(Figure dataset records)
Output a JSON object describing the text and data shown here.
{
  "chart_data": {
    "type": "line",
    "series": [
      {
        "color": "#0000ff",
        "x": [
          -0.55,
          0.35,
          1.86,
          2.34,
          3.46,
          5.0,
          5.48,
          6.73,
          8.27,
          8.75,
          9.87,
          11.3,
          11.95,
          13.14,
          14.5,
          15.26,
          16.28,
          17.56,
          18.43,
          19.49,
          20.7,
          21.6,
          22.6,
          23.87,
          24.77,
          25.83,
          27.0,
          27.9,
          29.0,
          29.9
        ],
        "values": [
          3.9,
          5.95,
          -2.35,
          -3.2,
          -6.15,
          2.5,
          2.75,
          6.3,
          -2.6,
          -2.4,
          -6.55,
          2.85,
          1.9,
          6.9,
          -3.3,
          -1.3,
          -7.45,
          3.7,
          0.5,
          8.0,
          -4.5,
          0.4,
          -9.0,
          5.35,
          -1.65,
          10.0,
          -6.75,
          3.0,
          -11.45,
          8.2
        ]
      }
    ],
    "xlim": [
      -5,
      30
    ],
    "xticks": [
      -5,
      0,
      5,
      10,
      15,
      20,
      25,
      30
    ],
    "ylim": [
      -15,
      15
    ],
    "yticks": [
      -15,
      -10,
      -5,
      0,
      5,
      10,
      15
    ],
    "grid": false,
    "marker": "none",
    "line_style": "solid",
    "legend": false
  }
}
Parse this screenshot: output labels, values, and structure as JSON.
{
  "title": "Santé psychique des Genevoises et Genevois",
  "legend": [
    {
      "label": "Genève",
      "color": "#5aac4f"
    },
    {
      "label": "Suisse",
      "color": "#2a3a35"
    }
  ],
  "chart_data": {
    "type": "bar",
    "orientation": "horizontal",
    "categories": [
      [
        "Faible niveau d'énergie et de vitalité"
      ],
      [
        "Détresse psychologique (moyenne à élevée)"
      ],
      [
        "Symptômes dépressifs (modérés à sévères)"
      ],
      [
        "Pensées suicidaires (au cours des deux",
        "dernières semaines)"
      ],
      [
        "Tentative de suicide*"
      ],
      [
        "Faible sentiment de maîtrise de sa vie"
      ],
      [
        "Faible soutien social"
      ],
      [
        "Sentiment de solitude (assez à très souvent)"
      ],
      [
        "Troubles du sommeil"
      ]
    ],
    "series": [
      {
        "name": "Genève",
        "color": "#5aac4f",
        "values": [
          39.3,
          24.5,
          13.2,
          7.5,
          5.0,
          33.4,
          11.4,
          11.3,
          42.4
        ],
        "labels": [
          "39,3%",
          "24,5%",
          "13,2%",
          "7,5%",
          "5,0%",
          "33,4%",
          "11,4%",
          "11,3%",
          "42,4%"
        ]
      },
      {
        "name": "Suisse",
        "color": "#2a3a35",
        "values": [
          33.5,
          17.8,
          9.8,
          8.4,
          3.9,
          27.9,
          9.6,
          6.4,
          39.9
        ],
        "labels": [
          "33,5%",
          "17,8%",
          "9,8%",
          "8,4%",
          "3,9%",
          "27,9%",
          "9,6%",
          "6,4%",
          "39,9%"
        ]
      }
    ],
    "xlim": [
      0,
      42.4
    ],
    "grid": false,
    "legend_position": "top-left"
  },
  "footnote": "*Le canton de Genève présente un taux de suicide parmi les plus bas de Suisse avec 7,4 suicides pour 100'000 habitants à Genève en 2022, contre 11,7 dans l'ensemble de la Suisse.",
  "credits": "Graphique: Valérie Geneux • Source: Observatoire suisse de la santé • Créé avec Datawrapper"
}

### Written exercise
Please output the complete data exactly.

### Solved exercise
Output a JSON object describing the text and data shown here.
{
  "chart_data": {
    "type": "line",
    "series": [
      {
        "color": "#0000ff",
        "x": [
          -0.55,
          0.35,
          1.86,
          2.34,
          3.46,
          5.0,
          5.48,
          6.73,
          8.27,
          8.75,
          9.87,
          11.3,
          11.95,
          13.14,
          14.5,
          15.26,
          16.28,
          17.56,
          18.43,
          19.49,
          20.7,
          21.6,
          22.6,
          23.87,
          24.77,
          25.83,
          27.0,
          27.9,
          29.0,
          29.9
        ],
        "values": [
          3.9,
          5.95,
          -2.35,
          -3.2,
          -6.15,
          2.5,
          2.75,
          6.3,
          -2.6,
          -2.4,
          -6.55,
          2.85,
          1.9,
          6.9,
          -3.3,
          -1.3,
          -7.45,
          3.7,
          0.5,
          8.0,
          -4.5,
          0.4,
          -9.0,
          5.35,
          -1.65,
          10.0,
          -6.75,
          3.0,
          -11.45,
          8.2
        ]
      }
    ],
    "xlim": [
      -5,
      30
    ],
    "xticks": [
      -5,
      0,
      5,
      10,
      15,
      20,
      25,
      30
    ],
    "ylim": [
      -15,
      15
    ],
    "yticks": [
      -15,
      -10,
      -5,
      0,
      5,
      10,
      15
    ],
    "grid": false,
    "marker": "none",
    "line_style": "solid",
    "legend": false
  }
}
Parse this screenshot: output labels, values, and structure as JSON.
{
  "title": "Santé psychique des Genevoises et Genevois",
  "legend": [
    {
      "label": "Genève",
      "color": "#5aac4f"
    },
    {
      "label": "Suisse",
      "color": "#2a3a35"
    }
  ],
  "chart_data": {
    "type": "bar",
    "orientation": "horizontal",
    "categories": [
      [
        "Faible niveau d'énergie et de vitalité"
      ],
      [
        "Détresse psychologique (moyenne à élevée)"
      ],
      [
        "Symptômes dépressifs (modérés à sévères)"
      ],
      [
        "Pensées suicidaires (au cours des deux",
        "dernières semaines)"
      ],
      [
        "Tentative de suicide*"
      ],
      [
        "Faible sentiment de maîtrise de sa vie"
      ],
      [
        "Faible soutien social"
      ],
      [
        "Sentiment de solitude (assez à très souvent)"
      ],
      [
        "Troubles du sommeil"
      ]
    ],
    "series": [
      {
        "name": "Genève",
        "color": "#5aac4f",
        "values": [
          39.3,
          24.5,
          13.2,
          7.5,
          5.0,
          33.4,
          11.4,
          11.3,
          42.4
        ],
        "labels": [
          "39,3%",
          "24,5%",
          "13,2%",
          "7,5%",
          "5,0%",
          "33,4%",
          "11,4%",
          "11,3%",
          "42,4%"
        ]
      },
      {
        "name": "Suisse",
        "color": "#2a3a35",
        "values": [
          33.5,
          17.8,
          9.8,
          8.4,
          3.9,
          27.9,
          9.6,
          6.4,
          39.9
        ],
        "labels": [
          "33,5%",
          "17,8%",
          "9,8%",
          "8,4%",
          "3,9%",
          "27,9%",
          "9,6%",
          "6,4%",
          "39,9%"
        ]
      }
    ],
    "xlim": [
      0,
      42.4
    ],
    "grid": false,
    "legend_position": "top-left"
  },
  "footnote": "*Le canton de Genève présente un taux de suicide parmi les plus bas de Suisse avec 7,4 suicides pour 100'000 habitants à Genève en 2022, contre 11,7 dans l'ensemble de la Suisse.",
  "credits": "Graphique: Valérie Geneux • Source: Observatoire suisse de la santé • Créé avec Datawrapper"
}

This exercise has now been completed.